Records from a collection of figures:

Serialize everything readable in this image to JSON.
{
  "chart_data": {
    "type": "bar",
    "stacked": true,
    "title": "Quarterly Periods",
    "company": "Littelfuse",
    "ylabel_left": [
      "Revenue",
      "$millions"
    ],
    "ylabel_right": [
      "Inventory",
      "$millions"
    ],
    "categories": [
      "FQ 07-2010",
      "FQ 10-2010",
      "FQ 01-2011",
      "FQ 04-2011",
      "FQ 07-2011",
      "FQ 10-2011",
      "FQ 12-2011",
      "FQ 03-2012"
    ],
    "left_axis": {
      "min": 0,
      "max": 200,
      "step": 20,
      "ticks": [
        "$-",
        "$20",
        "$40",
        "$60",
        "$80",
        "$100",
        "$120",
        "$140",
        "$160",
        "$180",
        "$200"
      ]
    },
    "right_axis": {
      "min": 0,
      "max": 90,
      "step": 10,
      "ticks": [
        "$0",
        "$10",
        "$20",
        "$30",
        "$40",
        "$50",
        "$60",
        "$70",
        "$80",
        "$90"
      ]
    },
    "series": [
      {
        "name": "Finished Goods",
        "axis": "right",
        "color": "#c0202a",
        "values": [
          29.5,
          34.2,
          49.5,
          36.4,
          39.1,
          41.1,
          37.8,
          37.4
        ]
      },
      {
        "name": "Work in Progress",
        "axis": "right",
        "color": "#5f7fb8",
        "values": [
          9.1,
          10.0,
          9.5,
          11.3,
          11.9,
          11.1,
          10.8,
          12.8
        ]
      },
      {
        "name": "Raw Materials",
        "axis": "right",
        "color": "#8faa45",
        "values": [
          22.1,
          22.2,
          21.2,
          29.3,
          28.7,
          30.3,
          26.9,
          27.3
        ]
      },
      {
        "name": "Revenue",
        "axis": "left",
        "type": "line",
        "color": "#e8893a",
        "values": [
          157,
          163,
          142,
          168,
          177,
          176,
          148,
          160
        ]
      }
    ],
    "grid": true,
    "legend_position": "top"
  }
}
--
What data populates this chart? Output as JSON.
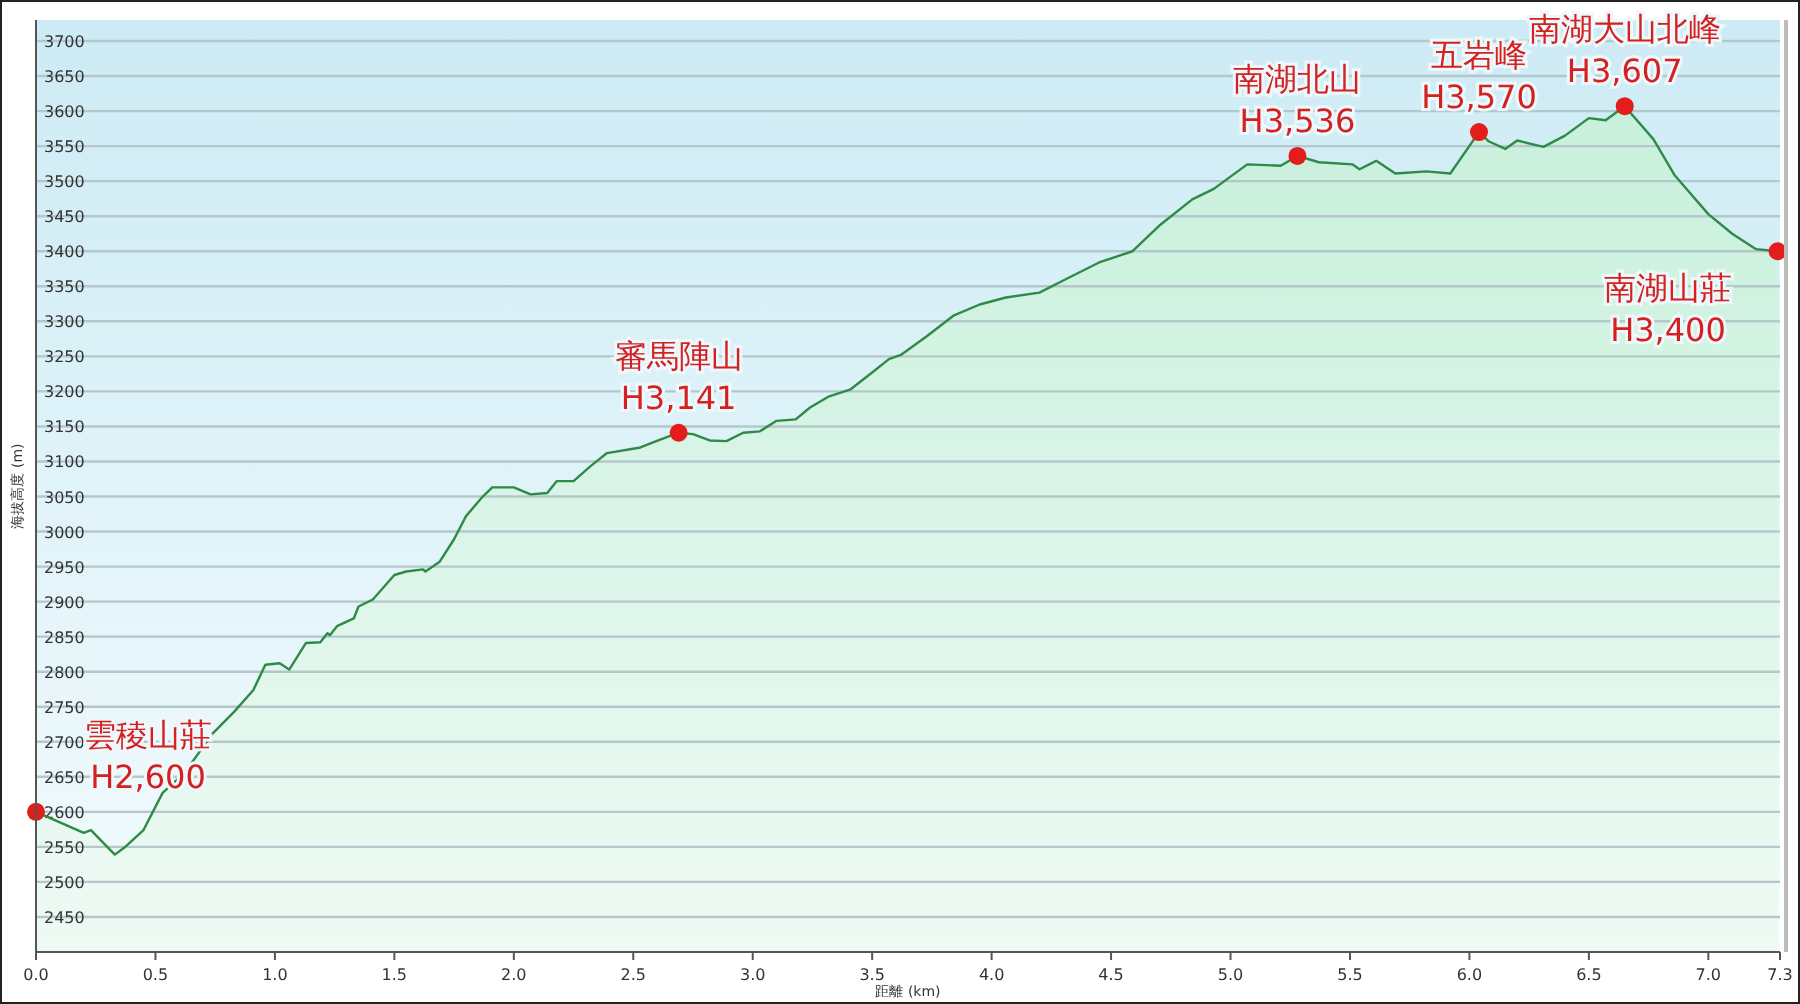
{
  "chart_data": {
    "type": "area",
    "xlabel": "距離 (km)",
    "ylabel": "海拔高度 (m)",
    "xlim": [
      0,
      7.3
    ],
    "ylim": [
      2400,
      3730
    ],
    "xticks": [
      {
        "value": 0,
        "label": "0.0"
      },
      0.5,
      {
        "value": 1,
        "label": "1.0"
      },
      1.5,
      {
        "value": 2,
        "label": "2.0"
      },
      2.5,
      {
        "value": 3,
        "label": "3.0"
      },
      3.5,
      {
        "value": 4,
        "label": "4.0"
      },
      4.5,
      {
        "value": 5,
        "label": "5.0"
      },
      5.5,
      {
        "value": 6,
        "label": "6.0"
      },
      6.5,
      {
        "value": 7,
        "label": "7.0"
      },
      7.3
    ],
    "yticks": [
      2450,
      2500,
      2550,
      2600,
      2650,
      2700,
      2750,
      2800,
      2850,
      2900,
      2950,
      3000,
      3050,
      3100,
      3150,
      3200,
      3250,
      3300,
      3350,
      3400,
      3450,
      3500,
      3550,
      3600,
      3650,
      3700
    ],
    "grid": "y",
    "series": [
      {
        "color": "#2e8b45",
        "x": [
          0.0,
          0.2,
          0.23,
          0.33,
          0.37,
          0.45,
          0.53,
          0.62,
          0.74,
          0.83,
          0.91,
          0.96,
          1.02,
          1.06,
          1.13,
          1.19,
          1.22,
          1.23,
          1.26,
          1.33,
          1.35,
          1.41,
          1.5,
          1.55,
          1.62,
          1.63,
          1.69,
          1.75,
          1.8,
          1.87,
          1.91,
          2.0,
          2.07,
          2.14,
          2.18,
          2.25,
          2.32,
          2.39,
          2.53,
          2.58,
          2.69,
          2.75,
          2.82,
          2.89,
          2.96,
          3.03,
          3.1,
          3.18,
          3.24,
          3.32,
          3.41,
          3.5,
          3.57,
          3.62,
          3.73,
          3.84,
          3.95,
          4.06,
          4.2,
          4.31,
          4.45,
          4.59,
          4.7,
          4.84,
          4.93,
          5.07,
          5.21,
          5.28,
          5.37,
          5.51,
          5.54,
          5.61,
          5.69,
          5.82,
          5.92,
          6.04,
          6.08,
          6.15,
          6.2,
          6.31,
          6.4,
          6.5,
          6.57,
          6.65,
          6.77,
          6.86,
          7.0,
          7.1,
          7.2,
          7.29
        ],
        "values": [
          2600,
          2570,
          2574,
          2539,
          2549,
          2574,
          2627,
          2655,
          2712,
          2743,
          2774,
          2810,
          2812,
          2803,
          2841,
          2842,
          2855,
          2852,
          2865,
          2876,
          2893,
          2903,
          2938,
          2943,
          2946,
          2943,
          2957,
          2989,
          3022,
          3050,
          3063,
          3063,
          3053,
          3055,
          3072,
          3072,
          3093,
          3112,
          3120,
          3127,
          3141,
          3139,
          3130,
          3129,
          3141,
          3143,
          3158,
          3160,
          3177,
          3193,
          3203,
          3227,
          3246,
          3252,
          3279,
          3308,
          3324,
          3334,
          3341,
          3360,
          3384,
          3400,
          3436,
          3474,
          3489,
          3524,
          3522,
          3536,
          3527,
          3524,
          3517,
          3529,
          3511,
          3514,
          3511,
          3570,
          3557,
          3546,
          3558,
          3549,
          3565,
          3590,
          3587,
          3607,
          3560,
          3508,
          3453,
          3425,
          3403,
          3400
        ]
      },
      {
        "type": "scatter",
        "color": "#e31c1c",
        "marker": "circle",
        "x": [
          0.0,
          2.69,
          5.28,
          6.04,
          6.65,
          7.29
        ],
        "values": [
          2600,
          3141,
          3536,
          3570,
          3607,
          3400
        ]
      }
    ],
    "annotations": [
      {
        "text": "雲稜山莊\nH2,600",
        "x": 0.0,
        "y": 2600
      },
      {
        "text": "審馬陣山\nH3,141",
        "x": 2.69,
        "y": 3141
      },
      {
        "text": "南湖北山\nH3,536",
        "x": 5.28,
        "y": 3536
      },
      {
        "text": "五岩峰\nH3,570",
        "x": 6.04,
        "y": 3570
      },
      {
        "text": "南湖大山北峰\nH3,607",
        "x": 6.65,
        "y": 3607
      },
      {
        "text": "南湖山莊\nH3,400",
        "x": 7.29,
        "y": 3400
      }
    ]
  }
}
...
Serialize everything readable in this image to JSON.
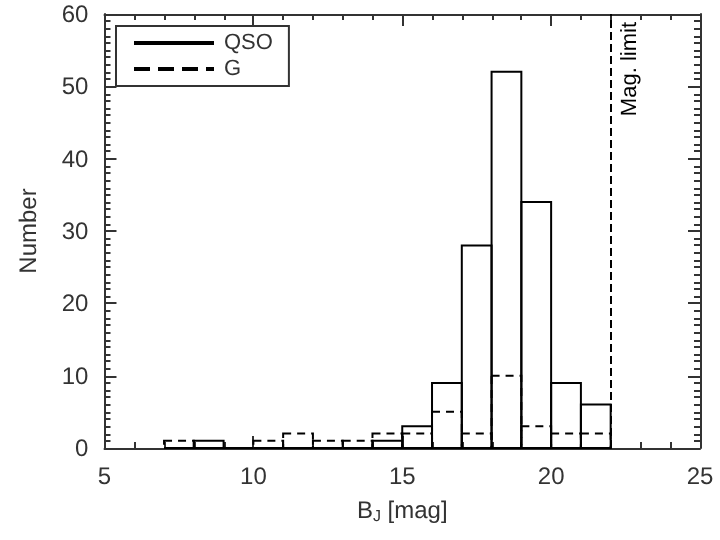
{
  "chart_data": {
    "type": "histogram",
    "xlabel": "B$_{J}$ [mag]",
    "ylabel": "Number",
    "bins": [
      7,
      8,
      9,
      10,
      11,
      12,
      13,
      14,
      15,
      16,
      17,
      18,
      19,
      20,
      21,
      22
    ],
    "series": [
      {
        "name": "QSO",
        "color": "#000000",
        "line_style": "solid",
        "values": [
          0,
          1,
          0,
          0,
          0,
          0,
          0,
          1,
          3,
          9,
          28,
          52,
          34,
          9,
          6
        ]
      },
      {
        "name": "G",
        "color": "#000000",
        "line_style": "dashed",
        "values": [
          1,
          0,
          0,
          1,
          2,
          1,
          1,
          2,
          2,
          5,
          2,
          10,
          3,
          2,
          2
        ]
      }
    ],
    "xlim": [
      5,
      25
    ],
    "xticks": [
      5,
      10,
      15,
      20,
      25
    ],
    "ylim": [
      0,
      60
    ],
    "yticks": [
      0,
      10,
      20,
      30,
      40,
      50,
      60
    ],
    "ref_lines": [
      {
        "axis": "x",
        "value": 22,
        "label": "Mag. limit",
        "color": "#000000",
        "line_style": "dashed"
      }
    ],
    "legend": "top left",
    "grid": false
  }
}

## YOUR TASK
Copy every line of the material in which the word "text" occurs.

## OUTPUT
        "text": "雲稜山莊\nH2,600",
        "text": "審馬陣山\nH3,141",
        "text": "南湖北山\nH3,536",
        "text": "五岩峰\nH3,570",
        "text": "南湖大山北峰\nH3,607",
        "text": "南湖山莊\nH3,400",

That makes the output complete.